Extracted material
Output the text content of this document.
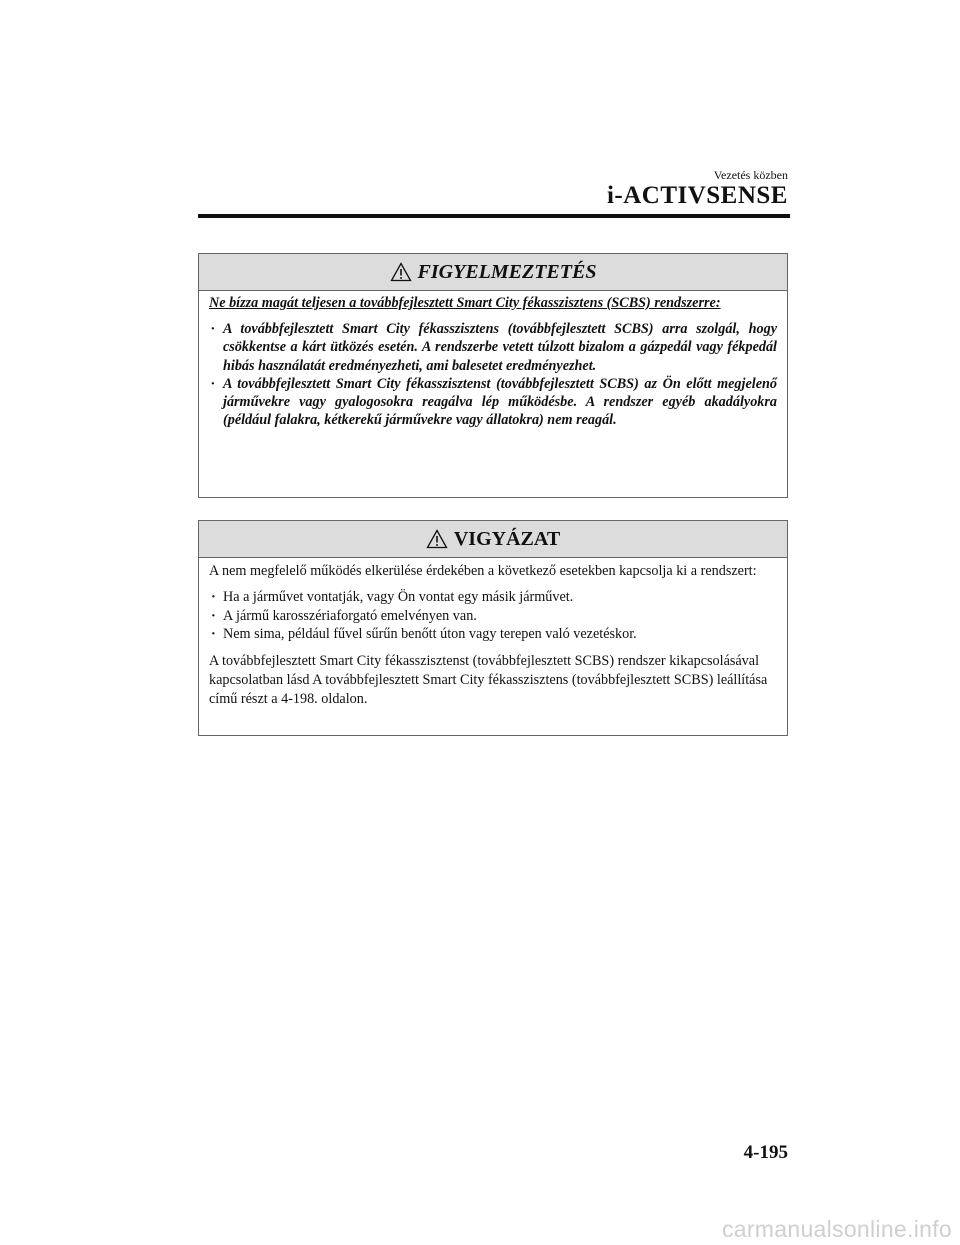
Vezetés közben
i-ACTIVSENSE
FIGYELMEZTETÉS
Ne bízza magát teljesen a továbbfejlesztett Smart City fékasszisztens (SCBS) rendszerre:
· A továbbfejlesztett Smart City fékasszisztens (továbbfejlesztett SCBS) arra szolgál, hogy csökkentse a kárt ütközés esetén. A rendszerbe vetett túlzott bizalom a gázpedál vagy fékpedál hibás használatát eredményezheti, ami balesetet eredményezhet.
· A továbbfejlesztett Smart City fékasszisztenst (továbbfejlesztett SCBS) az Ön előtt megjelenő járművekre vagy gyalogosokra reagálva lép működésbe. A rendszer egyéb akadályokra (például falakra, kétkerekű járművekre vagy állatokra) nem reagál.
VIGYÁZAT

A nem megfelelő működés elkerülése érdekében a következő esetekben kapcsolja ki a rendszert:

· Ha a járművet vontatják, vagy Ön vontat egy másik járművet.
· A jármű karosszériaforgató emelvényen van.
· Nem sima, például fűvel sűrűn benőtt úton vagy terepen való vezetéskor.

A továbbfejlesztett Smart City fékasszisztenst (továbbfejlesztett SCBS) rendszer kikapcsolásával kapcsolatban lásd A továbbfejlesztett Smart City fékasszisztens (továbbfejlesztett SCBS) leállítása című részt a 4-198. oldalon.

4-195
carmanualsonline.info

Prompt
Return all lines containing "például".

The result
· A továbbfejlesztett Smart City fékasszisztenst (továbbfejlesztett SCBS) az Ön előtt megjelenő járművekre vagy gyalogosokra reagálva lép működésbe. A rendszer egyéb akadályokra (például falakra, kétkerekű járművekre vagy állatokra) nem reagál.
· Nem sima, például fűvel sűrűn benőtt úton vagy terepen való vezetéskor.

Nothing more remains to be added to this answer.